__Goal__
Leave out every picture, then transcribe the rest of the listing exactly.

____ Input data

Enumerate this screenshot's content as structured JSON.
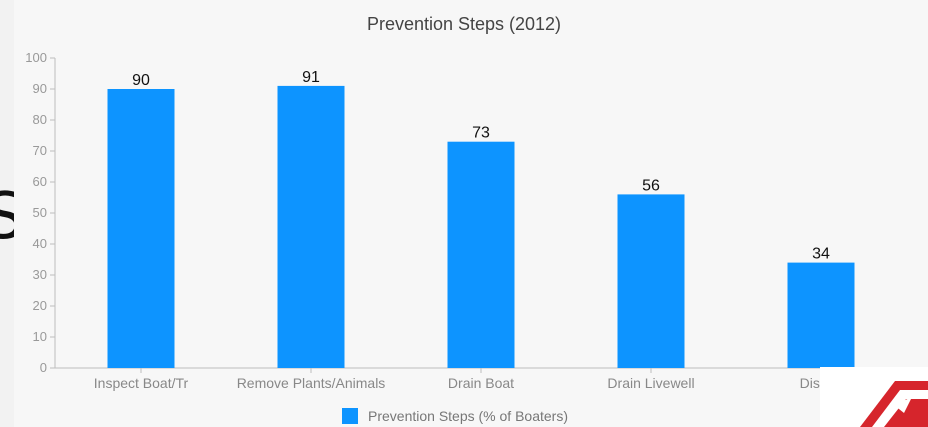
{
  "colors": {
    "bar": "#0d94ff",
    "background": "#f7f7f7",
    "axis": "#bdbdbd",
    "title": "#444444",
    "sign_red": "#d6252c"
  },
  "chart_data": {
    "type": "bar",
    "title": "Prevention Steps (2012)",
    "xlabel": "",
    "ylabel": "",
    "ylim": [
      0,
      100
    ],
    "yticks": [
      0,
      10,
      20,
      30,
      40,
      50,
      60,
      70,
      80,
      90,
      100
    ],
    "grid": false,
    "legend_position": "bottom",
    "categories": [
      "Inspect Boat/Tr",
      "Remove Plants/Animals",
      "Drain Boat",
      "Drain Livewell",
      "Dispos"
    ],
    "series": [
      {
        "name": "Prevention Steps (% of Boaters)",
        "values": [
          90,
          91,
          73,
          56,
          34
        ]
      }
    ]
  }
}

________

__In response__
Enumerate this screenshot's content as structured JSON.
{
  "colors": {
    "bar": "#0d94ff",
    "background": "#f7f7f7",
    "axis": "#bdbdbd",
    "title": "#444444",
    "sign_red": "#d6252c"
  },
  "chart_data": {
    "type": "bar",
    "title": "Prevention Steps (2012)",
    "xlabel": "",
    "ylabel": "",
    "ylim": [
      0,
      100
    ],
    "yticks": [
      0,
      10,
      20,
      30,
      40,
      50,
      60,
      70,
      80,
      90,
      100
    ],
    "grid": false,
    "legend_position": "bottom",
    "categories": [
      "Inspect Boat/Tr",
      "Remove Plants/Animals",
      "Drain Boat",
      "Drain Livewell",
      "Dispos"
    ],
    "series": [
      {
        "name": "Prevention Steps (% of Boaters)",
        "values": [
          90,
          91,
          73,
          56,
          34
        ]
      }
    ]
  }
}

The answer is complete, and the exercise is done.